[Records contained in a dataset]
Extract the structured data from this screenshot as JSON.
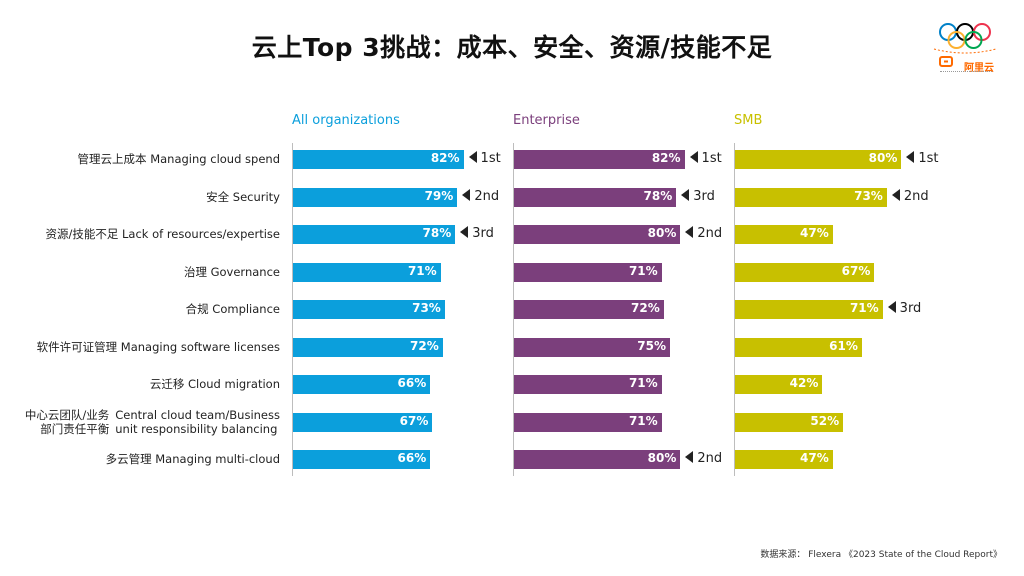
{
  "title": "云上Top 3挑战：成本、安全、资源/技能不足",
  "logo": {
    "text": "阿里云",
    "icon": "olympic-rings-icon"
  },
  "source": "数据来源： Flexera 《2023 State of the Cloud Report》",
  "chart_data": {
    "type": "bar",
    "orientation": "horizontal",
    "categories": [
      {
        "zh": "管理云上成本",
        "en": "Managing cloud spend"
      },
      {
        "zh": "安全",
        "en": "Security"
      },
      {
        "zh": "资源/技能不足",
        "en": "Lack of resources/expertise"
      },
      {
        "zh": "治理",
        "en": "Governance"
      },
      {
        "zh": "合规",
        "en": "Compliance"
      },
      {
        "zh": "软件许可证管理",
        "en": "Managing software licenses"
      },
      {
        "zh": "云迁移",
        "en": "Cloud migration"
      },
      {
        "zh": "中心云团队/业务\n部门责任平衡",
        "en": "Central cloud team/Business\nunit responsibility balancing"
      },
      {
        "zh": "多云管理",
        "en": "Managing multi-cloud"
      }
    ],
    "series": [
      {
        "name": "All organizations",
        "color": "#0b9fdc",
        "values": [
          82,
          79,
          78,
          71,
          73,
          72,
          66,
          67,
          66
        ],
        "ranks": [
          "1st",
          "2nd",
          "3rd",
          "",
          "",
          "",
          "",
          "",
          ""
        ]
      },
      {
        "name": "Enterprise",
        "color": "#7b3f7c",
        "values": [
          82,
          78,
          80,
          71,
          72,
          75,
          71,
          71,
          80
        ],
        "ranks": [
          "1st",
          "3rd",
          "2nd",
          "",
          "",
          "",
          "",
          "",
          "2nd"
        ]
      },
      {
        "name": "SMB",
        "color": "#c8c000",
        "values": [
          80,
          73,
          47,
          67,
          71,
          61,
          42,
          52,
          47
        ],
        "ranks": [
          "1st",
          "2nd",
          "",
          "",
          "3rd",
          "",
          "",
          "",
          ""
        ]
      }
    ],
    "value_suffix": "%",
    "xlim": [
      0,
      100
    ],
    "legend": "panel-titles-top"
  }
}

-- GIVEN INSTRUCTION --
Output every entry word for word, but omit the pictures.

-- SOLVED PROBLEM --
Extract the structured data from this screenshot as JSON.
{
  "title": "云上Top 3挑战：成本、安全、资源/技能不足",
  "logo": {
    "text": "阿里云",
    "icon": "olympic-rings-icon"
  },
  "source": "数据来源： Flexera 《2023 State of the Cloud Report》",
  "chart_data": {
    "type": "bar",
    "orientation": "horizontal",
    "categories": [
      {
        "zh": "管理云上成本",
        "en": "Managing cloud spend"
      },
      {
        "zh": "安全",
        "en": "Security"
      },
      {
        "zh": "资源/技能不足",
        "en": "Lack of resources/expertise"
      },
      {
        "zh": "治理",
        "en": "Governance"
      },
      {
        "zh": "合规",
        "en": "Compliance"
      },
      {
        "zh": "软件许可证管理",
        "en": "Managing software licenses"
      },
      {
        "zh": "云迁移",
        "en": "Cloud migration"
      },
      {
        "zh": "中心云团队/业务\n部门责任平衡",
        "en": "Central cloud team/Business\nunit responsibility balancing"
      },
      {
        "zh": "多云管理",
        "en": "Managing multi-cloud"
      }
    ],
    "series": [
      {
        "name": "All organizations",
        "color": "#0b9fdc",
        "values": [
          82,
          79,
          78,
          71,
          73,
          72,
          66,
          67,
          66
        ],
        "ranks": [
          "1st",
          "2nd",
          "3rd",
          "",
          "",
          "",
          "",
          "",
          ""
        ]
      },
      {
        "name": "Enterprise",
        "color": "#7b3f7c",
        "values": [
          82,
          78,
          80,
          71,
          72,
          75,
          71,
          71,
          80
        ],
        "ranks": [
          "1st",
          "3rd",
          "2nd",
          "",
          "",
          "",
          "",
          "",
          "2nd"
        ]
      },
      {
        "name": "SMB",
        "color": "#c8c000",
        "values": [
          80,
          73,
          47,
          67,
          71,
          61,
          42,
          52,
          47
        ],
        "ranks": [
          "1st",
          "2nd",
          "",
          "",
          "3rd",
          "",
          "",
          "",
          ""
        ]
      }
    ],
    "value_suffix": "%",
    "xlim": [
      0,
      100
    ],
    "legend": "panel-titles-top"
  }
}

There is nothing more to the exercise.